%%

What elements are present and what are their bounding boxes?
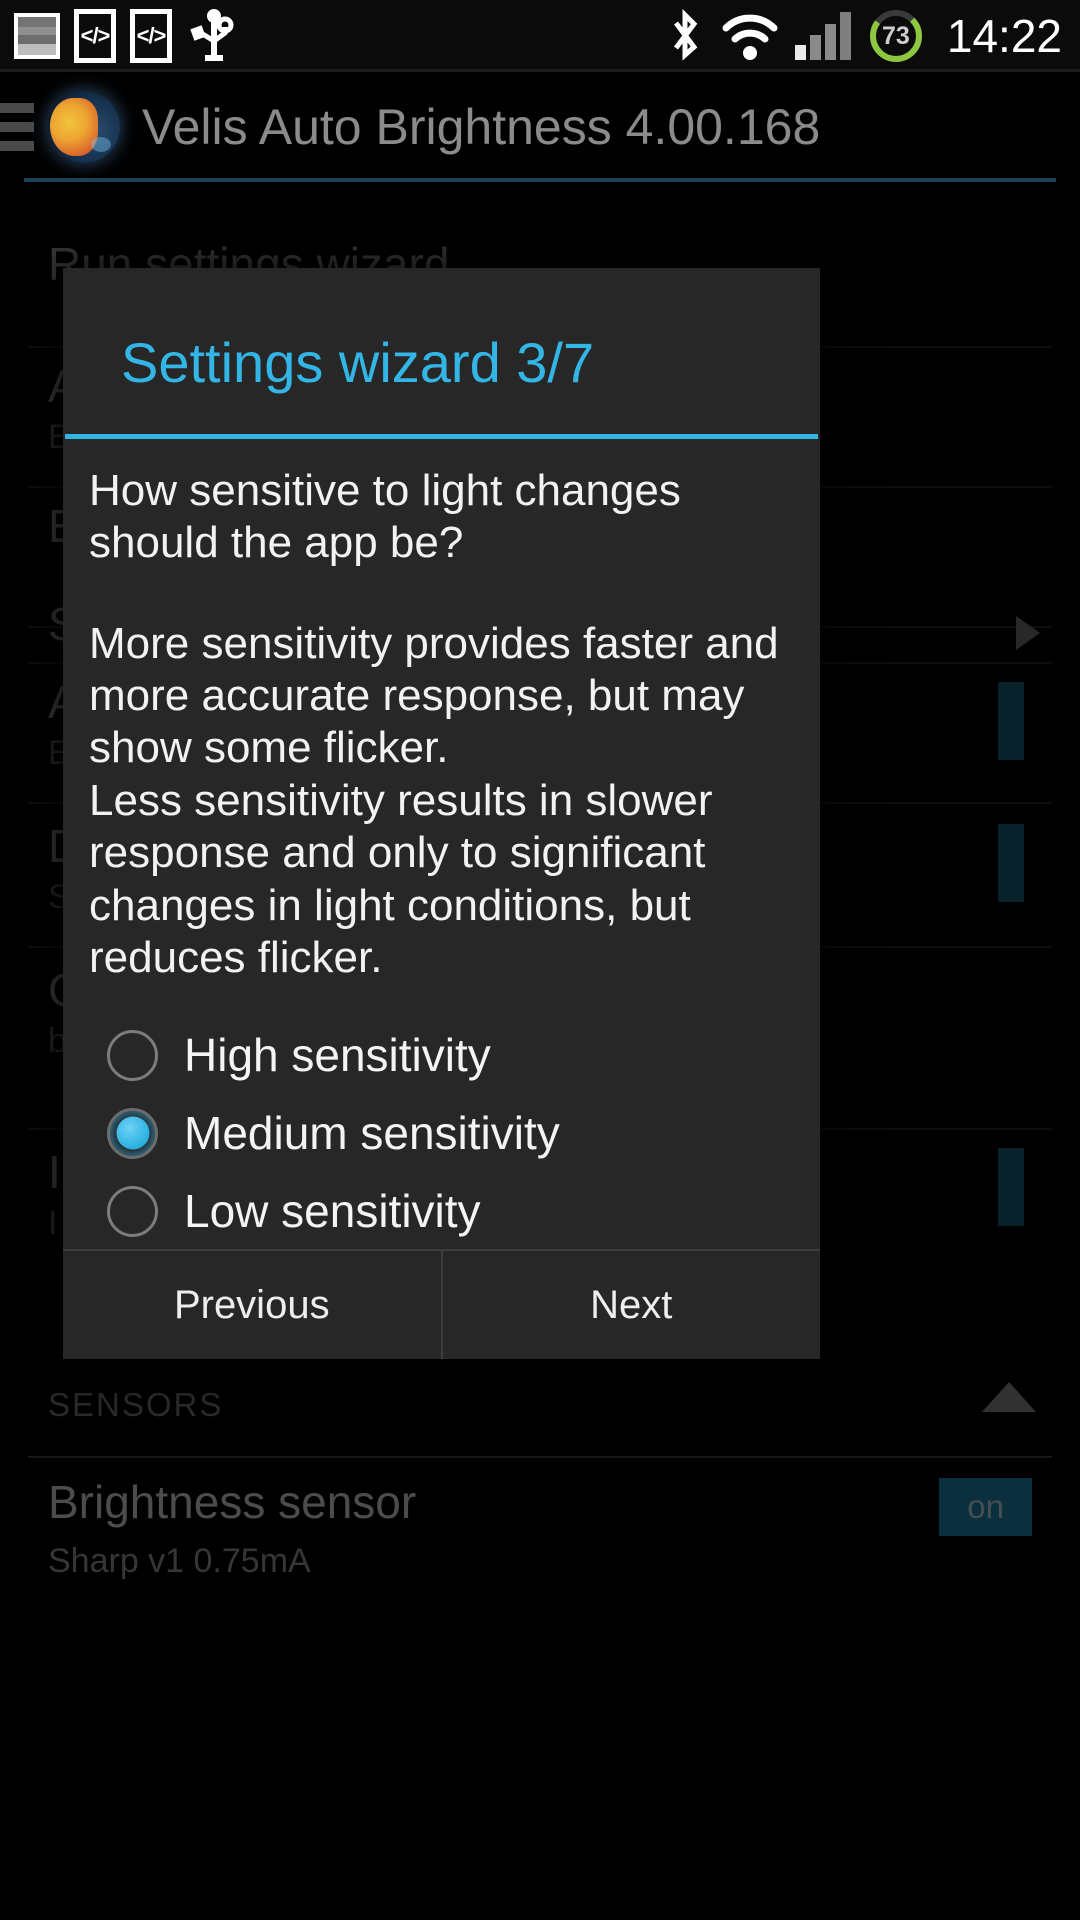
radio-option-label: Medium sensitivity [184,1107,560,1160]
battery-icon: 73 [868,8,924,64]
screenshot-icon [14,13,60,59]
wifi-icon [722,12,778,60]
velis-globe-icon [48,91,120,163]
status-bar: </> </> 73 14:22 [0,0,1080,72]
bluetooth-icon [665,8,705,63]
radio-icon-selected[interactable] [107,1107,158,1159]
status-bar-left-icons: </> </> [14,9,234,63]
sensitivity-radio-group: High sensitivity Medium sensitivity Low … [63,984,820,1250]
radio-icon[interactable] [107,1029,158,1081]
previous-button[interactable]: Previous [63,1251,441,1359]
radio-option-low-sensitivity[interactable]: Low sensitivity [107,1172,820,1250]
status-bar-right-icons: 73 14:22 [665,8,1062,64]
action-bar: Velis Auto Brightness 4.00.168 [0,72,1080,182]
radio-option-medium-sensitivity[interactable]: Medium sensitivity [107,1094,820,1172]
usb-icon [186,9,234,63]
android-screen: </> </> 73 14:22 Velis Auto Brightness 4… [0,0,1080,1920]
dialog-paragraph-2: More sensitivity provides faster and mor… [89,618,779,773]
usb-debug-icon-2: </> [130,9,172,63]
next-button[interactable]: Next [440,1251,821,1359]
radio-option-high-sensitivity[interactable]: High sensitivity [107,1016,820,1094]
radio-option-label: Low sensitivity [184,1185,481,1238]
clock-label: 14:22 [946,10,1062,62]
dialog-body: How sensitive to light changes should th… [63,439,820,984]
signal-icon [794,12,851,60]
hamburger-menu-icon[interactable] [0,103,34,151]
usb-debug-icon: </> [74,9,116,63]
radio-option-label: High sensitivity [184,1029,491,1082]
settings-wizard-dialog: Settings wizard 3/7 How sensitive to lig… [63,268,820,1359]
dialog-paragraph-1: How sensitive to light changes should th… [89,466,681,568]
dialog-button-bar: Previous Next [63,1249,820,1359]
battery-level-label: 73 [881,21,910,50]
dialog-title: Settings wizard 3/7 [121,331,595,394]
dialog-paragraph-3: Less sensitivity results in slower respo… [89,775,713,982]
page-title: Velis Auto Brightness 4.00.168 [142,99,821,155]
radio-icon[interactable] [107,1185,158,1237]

%%

— THE REQUEST —
Please transcribe all the items above word for word, leaving out the picture.

— FINISHED EXERCISE —
What elements are present and what are their bounding boxes?
radio-option-label: Medium sensitivity [184,1107,560,1160]
battery-icon: 73 [868,8,924,64]
screenshot-icon [14,13,60,59]
wifi-icon [722,12,778,60]
velis-globe-icon [48,91,120,163]
status-bar: </> </> 73 14:22 [0,0,1080,72]
bluetooth-icon [665,8,705,63]
radio-icon-selected[interactable] [107,1107,158,1159]
status-bar-left-icons: </> </> [14,9,234,63]
sensitivity-radio-group: High sensitivity Medium sensitivity Low … [63,984,820,1250]
radio-icon[interactable] [107,1029,158,1081]
previous-button[interactable]: Previous [63,1251,441,1359]
radio-option-low-sensitivity[interactable]: Low sensitivity [107,1172,820,1250]
status-bar-right-icons: 73 14:22 [665,8,1062,64]
action-bar: Velis Auto Brightness 4.00.168 [0,72,1080,182]
radio-option-medium-sensitivity[interactable]: Medium sensitivity [107,1094,820,1172]
usb-icon [186,9,234,63]
android-screen: </> </> 73 14:22 Velis Auto Brightness 4… [0,0,1080,1920]
dialog-paragraph-2: More sensitivity provides faster and mor… [89,618,779,773]
usb-debug-icon-2: </> [130,9,172,63]
next-button[interactable]: Next [440,1251,821,1359]
radio-option-high-sensitivity[interactable]: High sensitivity [107,1016,820,1094]
radio-option-label: Low sensitivity [184,1185,481,1238]
clock-label: 14:22 [946,10,1062,62]
dialog-body: How sensitive to light changes should th… [63,439,820,984]
signal-icon [794,12,851,60]
hamburger-menu-icon[interactable] [0,103,34,151]
usb-debug-icon: </> [74,9,116,63]
radio-option-label: High sensitivity [184,1029,491,1082]
settings-wizard-dialog: Settings wizard 3/7 How sensitive to lig… [63,268,820,1359]
dialog-paragraph-1: How sensitive to light changes should th… [89,466,681,568]
dialog-button-bar: Previous Next [63,1249,820,1359]
battery-level-label: 73 [881,21,910,50]
dialog-title: Settings wizard 3/7 [121,331,595,394]
dialog-paragraph-3: Less sensitivity results in slower respo… [89,775,713,982]
page-title: Velis Auto Brightness 4.00.168 [142,99,821,155]
radio-icon[interactable] [107,1185,158,1237]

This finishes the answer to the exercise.